What the task requires: Scan the records below. List lines holding "title".
[Begin Data in this exercise]
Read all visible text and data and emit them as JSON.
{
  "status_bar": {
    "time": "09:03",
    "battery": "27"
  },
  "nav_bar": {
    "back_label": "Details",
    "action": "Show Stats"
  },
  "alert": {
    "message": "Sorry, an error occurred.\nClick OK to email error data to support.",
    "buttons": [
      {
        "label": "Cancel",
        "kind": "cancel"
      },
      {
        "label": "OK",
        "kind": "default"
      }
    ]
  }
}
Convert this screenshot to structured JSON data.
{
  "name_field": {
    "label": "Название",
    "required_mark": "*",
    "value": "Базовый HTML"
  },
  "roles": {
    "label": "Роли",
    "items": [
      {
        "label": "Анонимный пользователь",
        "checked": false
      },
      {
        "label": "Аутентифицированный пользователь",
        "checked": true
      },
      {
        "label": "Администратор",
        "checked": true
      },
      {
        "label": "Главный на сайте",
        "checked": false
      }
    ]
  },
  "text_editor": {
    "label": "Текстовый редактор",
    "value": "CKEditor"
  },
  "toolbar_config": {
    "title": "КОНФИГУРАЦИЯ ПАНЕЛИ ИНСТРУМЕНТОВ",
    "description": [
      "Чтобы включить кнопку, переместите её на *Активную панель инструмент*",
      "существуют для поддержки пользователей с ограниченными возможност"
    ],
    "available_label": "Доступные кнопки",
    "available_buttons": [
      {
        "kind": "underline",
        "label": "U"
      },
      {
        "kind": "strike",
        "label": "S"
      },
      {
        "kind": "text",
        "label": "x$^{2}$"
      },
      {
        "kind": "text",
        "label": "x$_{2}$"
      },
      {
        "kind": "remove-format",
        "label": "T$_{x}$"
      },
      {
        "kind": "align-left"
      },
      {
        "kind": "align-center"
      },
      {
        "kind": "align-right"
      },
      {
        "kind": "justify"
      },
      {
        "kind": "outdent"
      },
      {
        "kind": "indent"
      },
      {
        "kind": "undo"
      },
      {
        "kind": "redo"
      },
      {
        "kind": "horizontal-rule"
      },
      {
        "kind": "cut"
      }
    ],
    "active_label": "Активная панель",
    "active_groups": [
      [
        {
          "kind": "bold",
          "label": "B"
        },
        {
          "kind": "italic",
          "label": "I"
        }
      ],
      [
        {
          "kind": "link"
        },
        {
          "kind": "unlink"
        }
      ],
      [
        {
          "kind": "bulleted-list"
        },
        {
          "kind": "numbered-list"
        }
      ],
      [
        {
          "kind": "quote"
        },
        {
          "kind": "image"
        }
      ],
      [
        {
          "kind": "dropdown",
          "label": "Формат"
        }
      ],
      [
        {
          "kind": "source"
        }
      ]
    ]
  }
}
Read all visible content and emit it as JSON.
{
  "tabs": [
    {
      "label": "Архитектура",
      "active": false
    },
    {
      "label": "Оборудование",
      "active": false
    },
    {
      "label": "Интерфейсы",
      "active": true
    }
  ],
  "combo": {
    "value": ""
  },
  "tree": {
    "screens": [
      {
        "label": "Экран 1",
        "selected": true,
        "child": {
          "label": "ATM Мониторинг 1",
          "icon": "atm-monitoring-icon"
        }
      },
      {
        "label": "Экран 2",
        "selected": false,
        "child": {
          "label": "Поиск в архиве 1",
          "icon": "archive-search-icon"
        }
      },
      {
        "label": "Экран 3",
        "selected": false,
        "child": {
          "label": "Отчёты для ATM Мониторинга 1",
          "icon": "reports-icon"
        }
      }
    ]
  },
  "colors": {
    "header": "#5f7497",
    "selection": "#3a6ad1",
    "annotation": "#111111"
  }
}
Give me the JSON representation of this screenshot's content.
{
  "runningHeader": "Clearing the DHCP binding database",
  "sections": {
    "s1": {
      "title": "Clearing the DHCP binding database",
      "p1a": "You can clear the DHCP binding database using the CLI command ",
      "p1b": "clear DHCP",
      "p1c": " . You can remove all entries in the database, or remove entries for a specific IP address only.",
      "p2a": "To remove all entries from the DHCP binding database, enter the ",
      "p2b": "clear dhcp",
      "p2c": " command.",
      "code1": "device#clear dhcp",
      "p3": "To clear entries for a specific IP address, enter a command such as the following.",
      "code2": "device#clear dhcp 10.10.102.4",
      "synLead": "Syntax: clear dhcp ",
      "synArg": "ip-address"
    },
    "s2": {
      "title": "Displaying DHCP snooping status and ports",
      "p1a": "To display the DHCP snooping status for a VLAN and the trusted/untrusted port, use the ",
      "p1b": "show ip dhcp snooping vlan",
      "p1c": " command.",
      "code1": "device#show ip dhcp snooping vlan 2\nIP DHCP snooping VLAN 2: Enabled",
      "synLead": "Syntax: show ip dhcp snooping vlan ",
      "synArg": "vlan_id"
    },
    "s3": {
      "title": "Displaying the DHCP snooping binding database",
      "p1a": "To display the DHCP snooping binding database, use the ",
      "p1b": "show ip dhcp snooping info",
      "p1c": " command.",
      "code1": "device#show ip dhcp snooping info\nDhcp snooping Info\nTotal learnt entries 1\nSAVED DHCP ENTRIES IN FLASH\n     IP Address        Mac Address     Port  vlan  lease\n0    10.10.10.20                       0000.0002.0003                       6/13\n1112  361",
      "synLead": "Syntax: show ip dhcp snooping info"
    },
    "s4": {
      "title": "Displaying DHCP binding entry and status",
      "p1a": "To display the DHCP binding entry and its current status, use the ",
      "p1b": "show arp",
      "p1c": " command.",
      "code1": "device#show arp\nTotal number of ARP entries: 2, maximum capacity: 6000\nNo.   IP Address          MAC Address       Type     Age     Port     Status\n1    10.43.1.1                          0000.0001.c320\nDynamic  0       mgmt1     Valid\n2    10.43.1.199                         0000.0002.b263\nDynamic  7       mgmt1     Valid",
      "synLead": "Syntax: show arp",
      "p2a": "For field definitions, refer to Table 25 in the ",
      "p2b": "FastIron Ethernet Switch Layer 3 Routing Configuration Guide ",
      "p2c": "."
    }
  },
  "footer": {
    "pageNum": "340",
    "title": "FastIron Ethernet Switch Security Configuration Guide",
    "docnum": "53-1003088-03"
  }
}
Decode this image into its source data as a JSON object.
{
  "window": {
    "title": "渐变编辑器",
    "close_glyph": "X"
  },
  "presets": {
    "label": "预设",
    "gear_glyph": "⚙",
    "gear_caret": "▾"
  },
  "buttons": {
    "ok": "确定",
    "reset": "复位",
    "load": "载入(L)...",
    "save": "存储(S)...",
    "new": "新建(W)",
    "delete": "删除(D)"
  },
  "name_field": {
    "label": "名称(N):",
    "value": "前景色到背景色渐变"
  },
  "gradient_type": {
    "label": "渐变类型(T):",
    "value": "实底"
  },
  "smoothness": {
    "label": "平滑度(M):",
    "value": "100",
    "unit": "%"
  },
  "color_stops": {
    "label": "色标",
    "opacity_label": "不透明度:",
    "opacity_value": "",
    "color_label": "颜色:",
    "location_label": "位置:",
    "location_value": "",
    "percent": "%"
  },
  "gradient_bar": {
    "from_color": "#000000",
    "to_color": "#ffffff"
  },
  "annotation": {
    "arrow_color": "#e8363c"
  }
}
[End Data in this exercise]
Answer to the problem:
    "title": "КОНФИГУРАЦИЯ ПАНЕЛИ ИНСТРУМЕНТОВ",
      "title": "Clearing the DHCP binding database",
      "title": "Displaying DHCP snooping status and ports",
      "title": "Displaying the DHCP snooping binding database",
      "title": "Displaying DHCP binding entry and status",
    "title": "FastIron Ethernet Switch Security Configuration Guide",
    "title": "渐变编辑器",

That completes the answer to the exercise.